▶ [EXERCISE INSTRUCTIONS]
Extract, from the listing that follows, each line containing the word "this".

▶ [TASK DATA]
# # # # #
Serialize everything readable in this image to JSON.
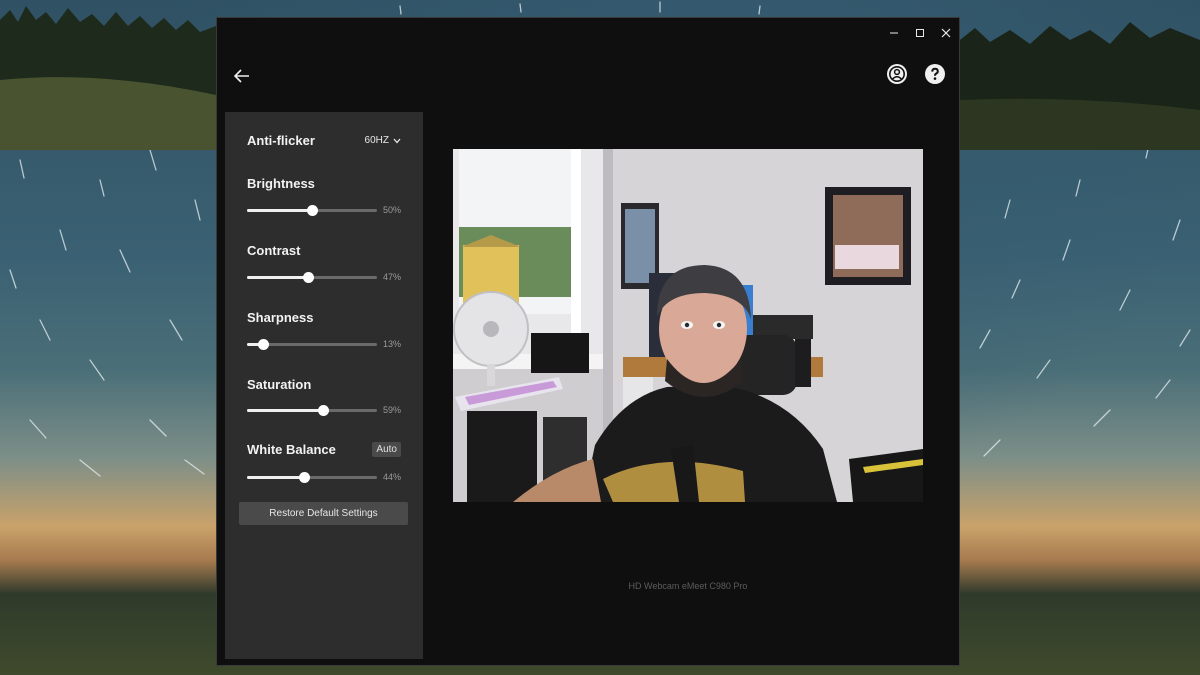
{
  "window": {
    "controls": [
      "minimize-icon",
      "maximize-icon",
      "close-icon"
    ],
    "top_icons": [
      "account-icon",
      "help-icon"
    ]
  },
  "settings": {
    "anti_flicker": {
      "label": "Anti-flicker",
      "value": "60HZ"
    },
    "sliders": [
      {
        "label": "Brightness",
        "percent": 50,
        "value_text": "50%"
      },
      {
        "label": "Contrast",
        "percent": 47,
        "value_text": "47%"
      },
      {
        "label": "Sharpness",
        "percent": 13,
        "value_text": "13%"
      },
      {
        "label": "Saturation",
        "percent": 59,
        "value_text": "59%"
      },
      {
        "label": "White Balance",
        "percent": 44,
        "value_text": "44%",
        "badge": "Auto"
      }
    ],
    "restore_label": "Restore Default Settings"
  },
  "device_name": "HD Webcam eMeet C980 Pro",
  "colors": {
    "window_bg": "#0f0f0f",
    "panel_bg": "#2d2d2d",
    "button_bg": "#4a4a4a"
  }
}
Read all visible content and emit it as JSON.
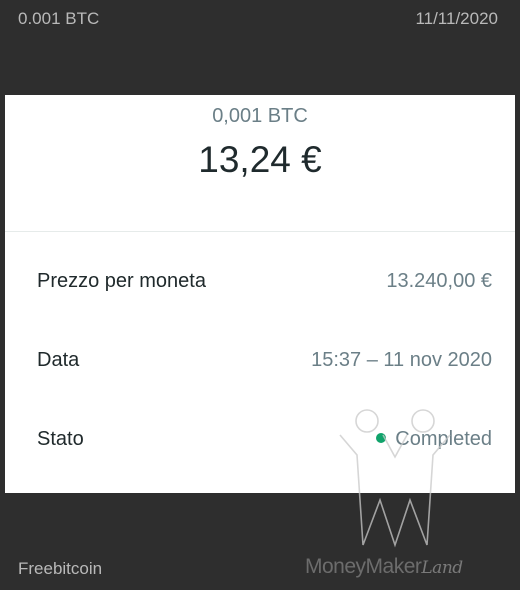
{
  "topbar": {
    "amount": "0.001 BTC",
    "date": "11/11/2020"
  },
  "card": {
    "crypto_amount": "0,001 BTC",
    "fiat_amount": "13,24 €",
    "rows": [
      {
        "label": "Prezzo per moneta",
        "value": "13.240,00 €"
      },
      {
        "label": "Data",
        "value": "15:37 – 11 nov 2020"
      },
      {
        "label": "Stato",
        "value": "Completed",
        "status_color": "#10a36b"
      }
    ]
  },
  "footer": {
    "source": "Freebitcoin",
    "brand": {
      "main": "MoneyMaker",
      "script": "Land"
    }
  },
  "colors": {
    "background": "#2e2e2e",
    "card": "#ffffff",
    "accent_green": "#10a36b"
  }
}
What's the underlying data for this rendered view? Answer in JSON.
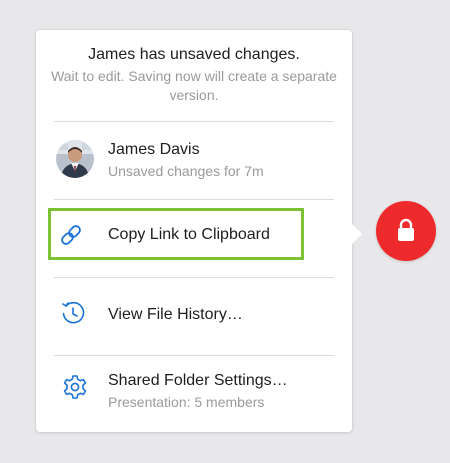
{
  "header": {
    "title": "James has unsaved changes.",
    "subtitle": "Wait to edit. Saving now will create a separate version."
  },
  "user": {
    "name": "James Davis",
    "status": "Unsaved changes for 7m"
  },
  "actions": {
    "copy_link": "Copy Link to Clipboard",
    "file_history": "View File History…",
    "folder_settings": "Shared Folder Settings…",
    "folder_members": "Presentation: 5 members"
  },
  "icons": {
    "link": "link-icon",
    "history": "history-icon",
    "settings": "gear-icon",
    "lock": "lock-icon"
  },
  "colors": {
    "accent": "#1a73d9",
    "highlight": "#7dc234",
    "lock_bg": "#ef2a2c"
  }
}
# # # # #
▶ [ANSWER TO THE PROBLEM]
Serialize everything readable in this image to JSON.
What's the underlying data for this rendered view? Answer in JSON.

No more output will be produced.